[Dataset items]
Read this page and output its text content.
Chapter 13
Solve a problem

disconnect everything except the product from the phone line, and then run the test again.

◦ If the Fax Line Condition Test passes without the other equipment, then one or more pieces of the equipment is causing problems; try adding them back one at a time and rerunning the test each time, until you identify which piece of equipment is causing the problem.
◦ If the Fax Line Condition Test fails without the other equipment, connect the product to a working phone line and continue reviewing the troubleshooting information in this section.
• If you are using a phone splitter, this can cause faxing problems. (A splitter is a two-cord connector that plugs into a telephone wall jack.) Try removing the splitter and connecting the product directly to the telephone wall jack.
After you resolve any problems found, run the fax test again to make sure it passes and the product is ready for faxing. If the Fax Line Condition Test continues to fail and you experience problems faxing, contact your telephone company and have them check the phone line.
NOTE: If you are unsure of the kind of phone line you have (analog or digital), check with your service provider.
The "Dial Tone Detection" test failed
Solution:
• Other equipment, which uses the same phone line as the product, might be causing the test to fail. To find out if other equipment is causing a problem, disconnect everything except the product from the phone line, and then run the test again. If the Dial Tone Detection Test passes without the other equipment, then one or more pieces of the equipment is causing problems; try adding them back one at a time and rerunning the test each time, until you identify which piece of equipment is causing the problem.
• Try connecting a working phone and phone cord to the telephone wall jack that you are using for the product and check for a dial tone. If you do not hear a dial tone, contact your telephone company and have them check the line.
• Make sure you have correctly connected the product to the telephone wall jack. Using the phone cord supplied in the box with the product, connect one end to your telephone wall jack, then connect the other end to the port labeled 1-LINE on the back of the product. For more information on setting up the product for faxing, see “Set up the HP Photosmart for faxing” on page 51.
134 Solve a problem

SHORT PROBLEM
Reproduce the material verbatim, line by line.

RESPONSE
Read this page and output its text content.
Chapter 13
Solve a problem

disconnect everything except the product from the phone line, and then run the test again.

◦ If the Fax Line Condition Test passes without the other equipment, then one or more pieces of the equipment is causing problems; try adding them back one at a time and rerunning the test each time, until you identify which piece of equipment is causing the problem.
◦ If the Fax Line Condition Test fails without the other equipment, connect the product to a working phone line and continue reviewing the troubleshooting information in this section.
• If you are using a phone splitter, this can cause faxing problems. (A splitter is a two-cord connector that plugs into a telephone wall jack.) Try removing the splitter and connecting the product directly to the telephone wall jack.
After you resolve any problems found, run the fax test again to make sure it passes and the product is ready for faxing. If the Fax Line Condition Test continues to fail and you experience problems faxing, contact your telephone company and have them check the phone line.
NOTE: If you are unsure of the kind of phone line you have (analog or digital), check with your service provider.
The "Dial Tone Detection" test failed
Solution:
• Other equipment, which uses the same phone line as the product, might be causing the test to fail. To find out if other equipment is causing a problem, disconnect everything except the product from the phone line, and then run the test again. If the Dial Tone Detection Test passes without the other equipment, then one or more pieces of the equipment is causing problems; try adding them back one at a time and rerunning the test each time, until you identify which piece of equipment is causing the problem.
• Try connecting a working phone and phone cord to the telephone wall jack that you are using for the product and check for a dial tone. If you do not hear a dial tone, contact your telephone company and have them check the line.
• Make sure you have correctly connected the product to the telephone wall jack. Using the phone cord supplied in the box with the product, connect one end to your telephone wall jack, then connect the other end to the port labeled 1-LINE on the back of the product. For more information on setting up the product for faxing, see “Set up the HP Photosmart for faxing” on page 51.
134 Solve a problem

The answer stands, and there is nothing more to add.